• GIVEN TASK
Retype every entry word for word.

• INFORMATION SUPPLIED
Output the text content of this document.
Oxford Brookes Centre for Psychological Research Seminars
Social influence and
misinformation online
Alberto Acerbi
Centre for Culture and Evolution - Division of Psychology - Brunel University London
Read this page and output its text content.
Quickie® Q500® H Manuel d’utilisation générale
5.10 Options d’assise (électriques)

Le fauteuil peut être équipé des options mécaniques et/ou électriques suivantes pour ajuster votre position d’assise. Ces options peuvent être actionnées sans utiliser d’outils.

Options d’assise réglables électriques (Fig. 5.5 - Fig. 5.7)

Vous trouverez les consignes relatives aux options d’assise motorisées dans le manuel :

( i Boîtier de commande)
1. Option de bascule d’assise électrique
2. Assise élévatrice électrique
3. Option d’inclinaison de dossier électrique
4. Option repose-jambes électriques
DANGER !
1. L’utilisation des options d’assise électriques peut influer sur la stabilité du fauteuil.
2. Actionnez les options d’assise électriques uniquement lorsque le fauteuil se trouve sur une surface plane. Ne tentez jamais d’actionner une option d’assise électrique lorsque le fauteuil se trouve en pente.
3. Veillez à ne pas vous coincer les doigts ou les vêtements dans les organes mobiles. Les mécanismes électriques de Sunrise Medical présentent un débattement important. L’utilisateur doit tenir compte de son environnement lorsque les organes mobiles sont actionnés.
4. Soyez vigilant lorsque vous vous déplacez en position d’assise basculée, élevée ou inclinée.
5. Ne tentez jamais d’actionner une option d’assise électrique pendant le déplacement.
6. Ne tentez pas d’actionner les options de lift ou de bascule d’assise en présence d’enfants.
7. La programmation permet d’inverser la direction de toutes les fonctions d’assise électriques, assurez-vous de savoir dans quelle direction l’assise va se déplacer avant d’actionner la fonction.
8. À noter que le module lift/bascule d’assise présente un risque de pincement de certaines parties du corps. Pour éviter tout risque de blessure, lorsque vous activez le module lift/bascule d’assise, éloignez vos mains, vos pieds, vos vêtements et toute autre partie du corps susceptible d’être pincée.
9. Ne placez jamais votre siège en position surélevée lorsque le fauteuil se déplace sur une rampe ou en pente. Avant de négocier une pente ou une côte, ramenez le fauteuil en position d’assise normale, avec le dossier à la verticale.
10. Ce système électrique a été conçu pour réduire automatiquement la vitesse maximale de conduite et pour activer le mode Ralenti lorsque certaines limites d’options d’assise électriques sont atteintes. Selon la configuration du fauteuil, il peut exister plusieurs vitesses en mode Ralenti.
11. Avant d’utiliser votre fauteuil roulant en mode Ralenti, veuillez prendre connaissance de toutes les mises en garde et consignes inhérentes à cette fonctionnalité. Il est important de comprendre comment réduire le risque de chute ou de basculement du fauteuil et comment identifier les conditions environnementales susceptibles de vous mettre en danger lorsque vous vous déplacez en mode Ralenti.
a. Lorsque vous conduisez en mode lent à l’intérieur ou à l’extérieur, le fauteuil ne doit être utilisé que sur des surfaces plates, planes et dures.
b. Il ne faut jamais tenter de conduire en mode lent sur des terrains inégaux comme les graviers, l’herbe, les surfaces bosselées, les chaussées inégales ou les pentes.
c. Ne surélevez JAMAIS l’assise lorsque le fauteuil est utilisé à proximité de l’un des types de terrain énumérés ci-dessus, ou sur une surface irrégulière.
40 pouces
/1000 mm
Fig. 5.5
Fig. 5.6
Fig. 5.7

• COMPLETED TASK
Output the text content of this document.
Oxford Brookes Centre for Psychological Research Seminars
Social influence and
misinformation online
Alberto Acerbi
Centre for Culture and Evolution - Division of Psychology - Brunel University London
Read this page and output its text content.
Quickie® Q500® H Manuel d’utilisation générale
5.10 Options d’assise (électriques)

Le fauteuil peut être équipé des options mécaniques et/ou électriques suivantes pour ajuster votre position d’assise. Ces options peuvent être actionnées sans utiliser d’outils.

Options d’assise réglables électriques (Fig. 5.5 - Fig. 5.7)

Vous trouverez les consignes relatives aux options d’assise motorisées dans le manuel :

( i Boîtier de commande)
1. Option de bascule d’assise électrique
2. Assise élévatrice électrique
3. Option d’inclinaison de dossier électrique
4. Option repose-jambes électriques
DANGER !
1. L’utilisation des options d’assise électriques peut influer sur la stabilité du fauteuil.
2. Actionnez les options d’assise électriques uniquement lorsque le fauteuil se trouve sur une surface plane. Ne tentez jamais d’actionner une option d’assise électrique lorsque le fauteuil se trouve en pente.
3. Veillez à ne pas vous coincer les doigts ou les vêtements dans les organes mobiles. Les mécanismes électriques de Sunrise Medical présentent un débattement important. L’utilisateur doit tenir compte de son environnement lorsque les organes mobiles sont actionnés.
4. Soyez vigilant lorsque vous vous déplacez en position d’assise basculée, élevée ou inclinée.
5. Ne tentez jamais d’actionner une option d’assise électrique pendant le déplacement.
6. Ne tentez pas d’actionner les options de lift ou de bascule d’assise en présence d’enfants.
7. La programmation permet d’inverser la direction de toutes les fonctions d’assise électriques, assurez-vous de savoir dans quelle direction l’assise va se déplacer avant d’actionner la fonction.
8. À noter que le module lift/bascule d’assise présente un risque de pincement de certaines parties du corps. Pour éviter tout risque de blessure, lorsque vous activez le module lift/bascule d’assise, éloignez vos mains, vos pieds, vos vêtements et toute autre partie du corps susceptible d’être pincée.
9. Ne placez jamais votre siège en position surélevée lorsque le fauteuil se déplace sur une rampe ou en pente. Avant de négocier une pente ou une côte, ramenez le fauteuil en position d’assise normale, avec le dossier à la verticale.
10. Ce système électrique a été conçu pour réduire automatiquement la vitesse maximale de conduite et pour activer le mode Ralenti lorsque certaines limites d’options d’assise électriques sont atteintes. Selon la configuration du fauteuil, il peut exister plusieurs vitesses en mode Ralenti.
11. Avant d’utiliser votre fauteuil roulant en mode Ralenti, veuillez prendre connaissance de toutes les mises en garde et consignes inhérentes à cette fonctionnalité. Il est important de comprendre comment réduire le risque de chute ou de basculement du fauteuil et comment identifier les conditions environnementales susceptibles de vous mettre en danger lorsque vous vous déplacez en mode Ralenti.
a. Lorsque vous conduisez en mode lent à l’intérieur ou à l’extérieur, le fauteuil ne doit être utilisé que sur des surfaces plates, planes et dures.
b. Il ne faut jamais tenter de conduire en mode lent sur des terrains inégaux comme les graviers, l’herbe, les surfaces bosselées, les chaussées inégales ou les pentes.
c. Ne surélevez JAMAIS l’assise lorsque le fauteuil est utilisé à proximité de l’un des types de terrain énumérés ci-dessus, ou sur une surface irrégulière.
40 pouces
/1000 mm
Fig. 5.5
Fig. 5.6
Fig. 5.7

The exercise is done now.